## STATED PROBLEM
Answer with one number: how many lines have "Middleborough".
-- BEGIN THE INPUT --
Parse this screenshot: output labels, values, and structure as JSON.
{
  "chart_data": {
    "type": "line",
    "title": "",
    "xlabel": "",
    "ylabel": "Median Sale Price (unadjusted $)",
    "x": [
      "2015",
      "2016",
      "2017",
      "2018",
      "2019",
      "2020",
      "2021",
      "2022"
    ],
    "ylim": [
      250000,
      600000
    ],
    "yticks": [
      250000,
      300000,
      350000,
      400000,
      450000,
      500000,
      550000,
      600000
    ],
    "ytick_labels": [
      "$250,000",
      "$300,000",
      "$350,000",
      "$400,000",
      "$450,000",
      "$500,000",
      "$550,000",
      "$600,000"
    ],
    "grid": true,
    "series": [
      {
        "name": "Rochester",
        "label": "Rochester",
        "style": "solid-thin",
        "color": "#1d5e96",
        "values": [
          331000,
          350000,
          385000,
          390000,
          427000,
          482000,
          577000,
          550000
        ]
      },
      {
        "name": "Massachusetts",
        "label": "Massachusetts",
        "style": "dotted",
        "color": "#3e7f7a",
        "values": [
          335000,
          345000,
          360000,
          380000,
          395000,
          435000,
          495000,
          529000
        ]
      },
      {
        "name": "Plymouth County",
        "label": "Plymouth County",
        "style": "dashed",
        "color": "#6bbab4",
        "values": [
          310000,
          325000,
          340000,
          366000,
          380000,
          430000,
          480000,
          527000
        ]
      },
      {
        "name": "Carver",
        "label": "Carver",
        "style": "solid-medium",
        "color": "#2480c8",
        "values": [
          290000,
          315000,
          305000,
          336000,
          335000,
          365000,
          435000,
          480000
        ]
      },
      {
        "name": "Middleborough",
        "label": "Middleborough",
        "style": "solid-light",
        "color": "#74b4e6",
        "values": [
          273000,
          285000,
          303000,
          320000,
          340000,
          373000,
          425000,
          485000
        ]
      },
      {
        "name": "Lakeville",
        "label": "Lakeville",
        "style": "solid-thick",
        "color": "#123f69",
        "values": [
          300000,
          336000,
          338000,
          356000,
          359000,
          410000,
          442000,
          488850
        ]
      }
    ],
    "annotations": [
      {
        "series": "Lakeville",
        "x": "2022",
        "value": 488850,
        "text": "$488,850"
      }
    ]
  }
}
-- END THE INPUT --
## SOLUTION FOR THIS EXERCISE
2